* START Stored data *

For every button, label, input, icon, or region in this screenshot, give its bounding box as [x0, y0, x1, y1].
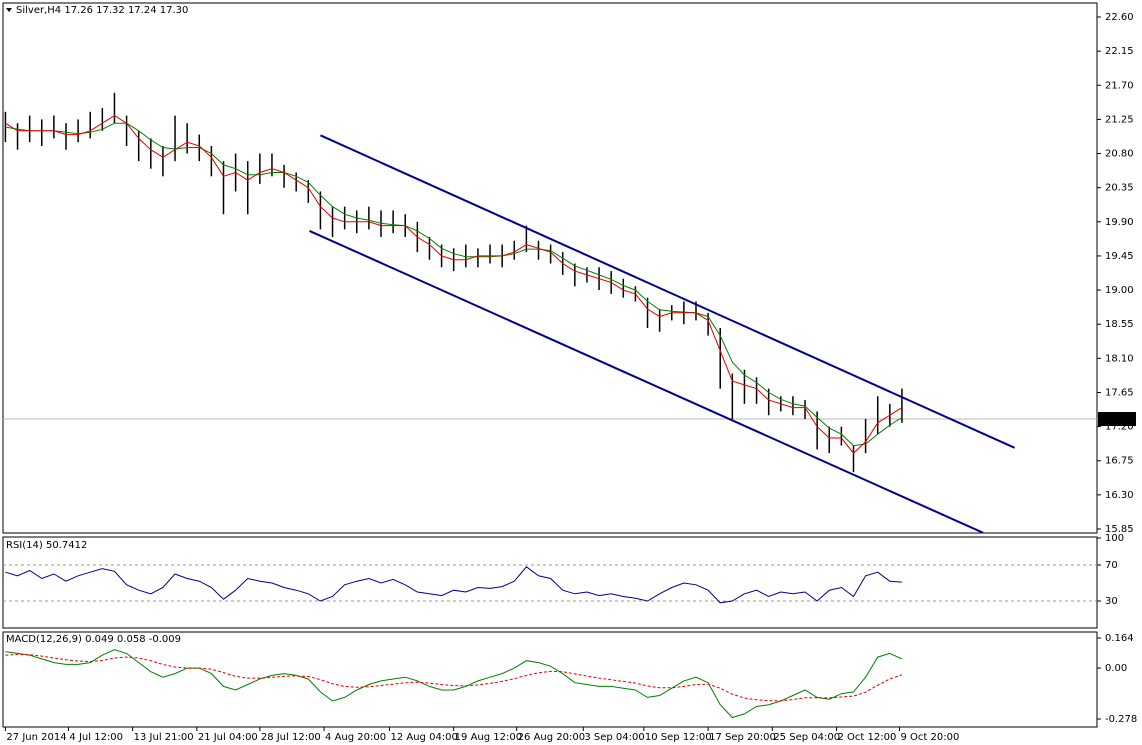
- y-tick-label: 30: [1105, 596, 1118, 607]
- y-tick-label: 20.80: [1105, 149, 1134, 160]
- y-tick-label: 17.65: [1105, 387, 1134, 398]
- trend-line: [309, 229, 984, 533]
- moving-average: [5, 115, 903, 454]
- x-tick-label: 4 Jul 12:00: [69, 732, 123, 743]
- y-tick-label: 100: [1105, 533, 1124, 544]
- y-tick-label: 18.10: [1105, 353, 1134, 364]
- last-price-box: [1098, 412, 1136, 427]
- y-tick-label: 70: [1105, 560, 1118, 571]
- x-tick-label: 4 Aug 20:00: [325, 732, 386, 743]
- trend-line: [320, 134, 1016, 449]
- y-tick-label: 19.90: [1105, 217, 1134, 228]
- y-tick-label: 0.164: [1105, 633, 1134, 644]
- y-tick-label: 16.30: [1105, 490, 1134, 501]
- macd-panel: [2, 631, 1098, 728]
- moving-average: [5, 122, 903, 447]
- y-tick-label: 19.45: [1105, 251, 1134, 262]
- y-tick-label: 21.25: [1105, 114, 1134, 125]
- x-tick-label: 2 Oct 12:00: [838, 732, 897, 743]
- x-tick-label: 17 Sep 20:00: [709, 732, 776, 743]
- macd-line: [5, 649, 903, 719]
- x-tick-label: 21 Jul 04:00: [198, 732, 258, 743]
- y-tick-label: 0.00: [1105, 663, 1127, 674]
- macd-label: MACD(12,26,9) 0.049 0.058 -0.009: [6, 634, 181, 645]
- x-tick-label: 12 Aug 04:00: [390, 732, 457, 743]
- x-tick-label: 27 Jun 2014: [6, 732, 66, 743]
- main-panel: [2, 2, 1098, 534]
- y-tick-label: 22.60: [1105, 12, 1134, 23]
- y-tick-label: 17.20: [1105, 422, 1134, 433]
- y-tick-label: 19.00: [1105, 285, 1134, 296]
- symbol-arrow: [6, 8, 12, 12]
- x-tick-label: 9 Oct 20:00: [901, 732, 960, 743]
- x-tick-label: 28 Jul 12:00: [261, 732, 321, 743]
- y-tick-label: 20.35: [1105, 183, 1134, 194]
- y-tick-label: 21.70: [1105, 80, 1134, 91]
- y-tick-label: 22.15: [1105, 46, 1134, 57]
- last-price-label: 17.30: [1105, 414, 1134, 425]
- y-tick-label: 18.55: [1105, 319, 1134, 330]
- y-tick-label: 16.75: [1105, 456, 1134, 467]
- x-tick-label: 25 Sep 04:00: [773, 732, 840, 743]
- rsi-panel: [2, 536, 1098, 629]
- rsi-line: [5, 566, 902, 604]
- x-tick-label: 10 Sep 12:00: [645, 732, 712, 743]
- rsi-label: RSI(14) 50.7412: [6, 540, 87, 551]
- x-tick-label: 13 Jul 21:00: [134, 732, 194, 743]
- y-tick-label: -0.278: [1105, 714, 1137, 725]
- x-tick-label: 19 Aug 12:00: [455, 732, 522, 743]
- x-tick-label: 26 Aug 20:00: [518, 732, 585, 743]
- macd-signal: [5, 653, 903, 702]
- x-tick-label: 3 Sep 04:00: [584, 732, 644, 743]
- y-tick-label: 15.85: [1105, 524, 1134, 535]
- chart-title: Silver,H4 17.26 17.32 17.24 17.30: [16, 5, 188, 16]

* END Stored data *

## What is asked
Copy the entries from the line with "- y-tick-label: 30: [1105, 596, 1118, 607]" to the line with "- last-price-label: 17.30: [1105, 414, 1134, 425]", both included, word for word.

## Exercise output
- y-tick-label: 30: [1105, 596, 1118, 607]
- y-tick-label: 20.80: [1105, 149, 1134, 160]
- y-tick-label: 17.65: [1105, 387, 1134, 398]
- trend-line: [309, 229, 984, 533]
- moving-average: [5, 115, 903, 454]
- x-tick-label: 4 Jul 12:00: [69, 732, 123, 743]
- y-tick-label: 100: [1105, 533, 1124, 544]
- y-tick-label: 18.10: [1105, 353, 1134, 364]
- last-price-box: [1098, 412, 1136, 427]
- y-tick-label: 70: [1105, 560, 1118, 571]
- x-tick-label: 4 Aug 20:00: [325, 732, 386, 743]
- trend-line: [320, 134, 1016, 449]
- y-tick-label: 19.90: [1105, 217, 1134, 228]
- y-tick-label: 0.164: [1105, 633, 1134, 644]
- y-tick-label: 16.30: [1105, 490, 1134, 501]
- macd-panel: [2, 631, 1098, 728]
- moving-average: [5, 122, 903, 447]
- y-tick-label: 19.45: [1105, 251, 1134, 262]
- y-tick-label: 21.25: [1105, 114, 1134, 125]
- x-tick-label: 2 Oct 12:00: [838, 732, 897, 743]
- x-tick-label: 17 Sep 20:00: [709, 732, 776, 743]
- macd-line: [5, 649, 903, 719]
- x-tick-label: 21 Jul 04:00: [198, 732, 258, 743]
- y-tick-label: 0.00: [1105, 663, 1127, 674]
- macd-label: MACD(12,26,9) 0.049 0.058 -0.009: [6, 634, 181, 645]
- x-tick-label: 12 Aug 04:00: [390, 732, 457, 743]
- x-tick-label: 27 Jun 2014: [6, 732, 66, 743]
- main-panel: [2, 2, 1098, 534]
- y-tick-label: 22.60: [1105, 12, 1134, 23]
- y-tick-label: 17.20: [1105, 422, 1134, 433]
- y-tick-label: 19.00: [1105, 285, 1134, 296]
- symbol-arrow: [6, 8, 12, 12]
- x-tick-label: 9 Oct 20:00: [901, 732, 960, 743]
- x-tick-label: 28 Jul 12:00: [261, 732, 321, 743]
- y-tick-label: 20.35: [1105, 183, 1134, 194]
- y-tick-label: 21.70: [1105, 80, 1134, 91]
- y-tick-label: 22.15: [1105, 46, 1134, 57]
- last-price-label: 17.30: [1105, 414, 1134, 425]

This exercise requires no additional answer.